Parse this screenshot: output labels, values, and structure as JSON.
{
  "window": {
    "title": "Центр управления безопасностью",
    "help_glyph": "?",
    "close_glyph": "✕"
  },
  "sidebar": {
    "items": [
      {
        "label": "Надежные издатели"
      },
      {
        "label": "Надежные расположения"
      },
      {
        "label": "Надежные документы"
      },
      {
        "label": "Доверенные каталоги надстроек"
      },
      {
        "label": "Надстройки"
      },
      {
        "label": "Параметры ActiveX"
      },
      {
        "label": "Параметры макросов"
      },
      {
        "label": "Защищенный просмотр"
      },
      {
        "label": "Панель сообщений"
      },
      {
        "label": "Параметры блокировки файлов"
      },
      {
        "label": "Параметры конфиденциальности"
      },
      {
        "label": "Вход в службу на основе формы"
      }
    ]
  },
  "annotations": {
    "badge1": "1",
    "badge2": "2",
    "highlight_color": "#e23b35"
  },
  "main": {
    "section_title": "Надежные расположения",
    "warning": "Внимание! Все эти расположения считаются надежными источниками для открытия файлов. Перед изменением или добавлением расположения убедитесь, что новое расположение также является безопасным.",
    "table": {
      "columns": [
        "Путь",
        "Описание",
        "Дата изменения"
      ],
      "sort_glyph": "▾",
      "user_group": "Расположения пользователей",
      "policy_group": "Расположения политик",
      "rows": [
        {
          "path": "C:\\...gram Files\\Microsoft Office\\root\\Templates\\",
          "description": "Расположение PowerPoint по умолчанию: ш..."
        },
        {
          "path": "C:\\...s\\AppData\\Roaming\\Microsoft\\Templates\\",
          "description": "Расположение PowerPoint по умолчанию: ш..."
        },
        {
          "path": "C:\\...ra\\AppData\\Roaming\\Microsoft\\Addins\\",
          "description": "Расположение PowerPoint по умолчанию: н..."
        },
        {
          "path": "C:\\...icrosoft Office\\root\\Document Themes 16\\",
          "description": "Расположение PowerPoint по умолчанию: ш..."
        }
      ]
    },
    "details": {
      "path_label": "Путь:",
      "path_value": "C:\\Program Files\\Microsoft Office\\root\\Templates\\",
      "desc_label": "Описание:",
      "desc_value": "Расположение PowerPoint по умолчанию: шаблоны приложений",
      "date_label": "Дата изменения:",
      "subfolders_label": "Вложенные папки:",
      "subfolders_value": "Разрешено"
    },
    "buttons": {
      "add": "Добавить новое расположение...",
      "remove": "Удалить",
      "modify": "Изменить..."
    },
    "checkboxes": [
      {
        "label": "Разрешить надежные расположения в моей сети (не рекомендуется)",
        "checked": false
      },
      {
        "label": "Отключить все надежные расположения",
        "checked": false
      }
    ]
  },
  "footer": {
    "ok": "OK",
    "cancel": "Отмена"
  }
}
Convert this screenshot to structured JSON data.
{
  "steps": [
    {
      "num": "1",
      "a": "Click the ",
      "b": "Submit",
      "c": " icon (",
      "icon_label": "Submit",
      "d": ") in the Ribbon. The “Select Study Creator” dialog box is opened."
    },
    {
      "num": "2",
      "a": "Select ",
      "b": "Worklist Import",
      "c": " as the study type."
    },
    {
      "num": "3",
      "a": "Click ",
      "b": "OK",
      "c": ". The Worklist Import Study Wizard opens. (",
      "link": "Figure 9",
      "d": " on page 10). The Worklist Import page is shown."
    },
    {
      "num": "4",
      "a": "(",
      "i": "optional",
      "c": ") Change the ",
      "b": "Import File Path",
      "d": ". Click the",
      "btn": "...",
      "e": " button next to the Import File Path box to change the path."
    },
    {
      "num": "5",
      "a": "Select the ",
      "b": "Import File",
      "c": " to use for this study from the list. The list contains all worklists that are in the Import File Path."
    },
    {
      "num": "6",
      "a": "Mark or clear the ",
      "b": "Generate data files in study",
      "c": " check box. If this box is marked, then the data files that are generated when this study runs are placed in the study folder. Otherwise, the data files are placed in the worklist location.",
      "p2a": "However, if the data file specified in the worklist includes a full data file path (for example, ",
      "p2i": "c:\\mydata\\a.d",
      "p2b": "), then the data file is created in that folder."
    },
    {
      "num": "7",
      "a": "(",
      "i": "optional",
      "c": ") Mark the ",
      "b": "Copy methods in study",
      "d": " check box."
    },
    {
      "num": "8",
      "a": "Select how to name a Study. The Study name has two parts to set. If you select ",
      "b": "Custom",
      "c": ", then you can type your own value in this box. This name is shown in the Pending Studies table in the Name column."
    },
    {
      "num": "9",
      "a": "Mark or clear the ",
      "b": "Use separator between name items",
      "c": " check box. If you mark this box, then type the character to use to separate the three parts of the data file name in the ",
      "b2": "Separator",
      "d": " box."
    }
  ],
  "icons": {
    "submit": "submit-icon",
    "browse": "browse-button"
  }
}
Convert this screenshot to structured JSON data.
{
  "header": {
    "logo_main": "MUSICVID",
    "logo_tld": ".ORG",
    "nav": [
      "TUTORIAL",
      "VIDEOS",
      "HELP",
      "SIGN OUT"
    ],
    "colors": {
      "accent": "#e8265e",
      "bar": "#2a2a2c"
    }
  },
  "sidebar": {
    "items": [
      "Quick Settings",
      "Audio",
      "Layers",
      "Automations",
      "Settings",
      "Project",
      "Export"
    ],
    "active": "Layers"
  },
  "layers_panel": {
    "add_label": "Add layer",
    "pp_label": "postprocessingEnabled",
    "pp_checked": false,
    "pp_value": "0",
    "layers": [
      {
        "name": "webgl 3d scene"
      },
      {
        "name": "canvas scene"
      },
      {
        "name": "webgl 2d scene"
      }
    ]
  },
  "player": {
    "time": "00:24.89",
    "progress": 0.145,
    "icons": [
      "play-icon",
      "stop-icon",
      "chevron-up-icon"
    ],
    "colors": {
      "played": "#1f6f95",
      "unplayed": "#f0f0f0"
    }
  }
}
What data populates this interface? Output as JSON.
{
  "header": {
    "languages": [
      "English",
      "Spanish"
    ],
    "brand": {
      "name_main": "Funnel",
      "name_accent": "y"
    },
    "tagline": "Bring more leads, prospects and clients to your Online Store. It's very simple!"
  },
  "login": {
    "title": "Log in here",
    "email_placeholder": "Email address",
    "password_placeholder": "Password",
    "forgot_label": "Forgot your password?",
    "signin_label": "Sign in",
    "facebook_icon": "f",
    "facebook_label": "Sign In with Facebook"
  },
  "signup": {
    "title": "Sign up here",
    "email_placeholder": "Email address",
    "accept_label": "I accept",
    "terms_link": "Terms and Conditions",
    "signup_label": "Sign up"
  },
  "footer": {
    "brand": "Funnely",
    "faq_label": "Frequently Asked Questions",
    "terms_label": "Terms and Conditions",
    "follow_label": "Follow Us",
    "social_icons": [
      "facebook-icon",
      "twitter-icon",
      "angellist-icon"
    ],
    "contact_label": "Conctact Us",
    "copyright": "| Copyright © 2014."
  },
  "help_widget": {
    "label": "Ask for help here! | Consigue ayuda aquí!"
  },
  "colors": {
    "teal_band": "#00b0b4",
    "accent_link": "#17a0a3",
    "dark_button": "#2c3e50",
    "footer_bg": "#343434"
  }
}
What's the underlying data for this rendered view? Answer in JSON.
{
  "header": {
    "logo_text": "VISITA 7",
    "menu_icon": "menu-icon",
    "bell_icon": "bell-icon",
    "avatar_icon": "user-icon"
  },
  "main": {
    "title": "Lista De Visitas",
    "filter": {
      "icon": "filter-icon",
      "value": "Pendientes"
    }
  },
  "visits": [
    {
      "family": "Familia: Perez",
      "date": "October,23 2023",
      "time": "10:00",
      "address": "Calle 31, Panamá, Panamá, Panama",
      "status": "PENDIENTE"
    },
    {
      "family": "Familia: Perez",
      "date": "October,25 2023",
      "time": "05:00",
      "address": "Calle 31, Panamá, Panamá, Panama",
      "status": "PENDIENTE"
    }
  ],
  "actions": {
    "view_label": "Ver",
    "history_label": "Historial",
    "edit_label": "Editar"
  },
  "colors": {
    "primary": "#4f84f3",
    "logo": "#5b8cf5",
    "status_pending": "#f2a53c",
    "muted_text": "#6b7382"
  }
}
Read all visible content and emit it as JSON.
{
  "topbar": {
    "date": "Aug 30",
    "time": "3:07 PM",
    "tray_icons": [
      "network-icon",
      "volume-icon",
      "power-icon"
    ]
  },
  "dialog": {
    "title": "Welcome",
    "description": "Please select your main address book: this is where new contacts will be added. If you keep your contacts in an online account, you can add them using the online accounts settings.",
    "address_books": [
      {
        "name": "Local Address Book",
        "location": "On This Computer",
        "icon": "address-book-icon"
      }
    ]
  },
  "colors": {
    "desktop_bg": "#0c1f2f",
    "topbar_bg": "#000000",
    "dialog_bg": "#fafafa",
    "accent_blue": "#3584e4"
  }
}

TASK GOAL
Isolate each line of the listing above that includes "location". Copy it.

WRITTEN SOLUTION
      "c": " check box. If this box is marked, then the data files that are generated when this study runs are placed in the study folder. Otherwise, the data files are placed in the worklist location.",
        "location": "On This Computer",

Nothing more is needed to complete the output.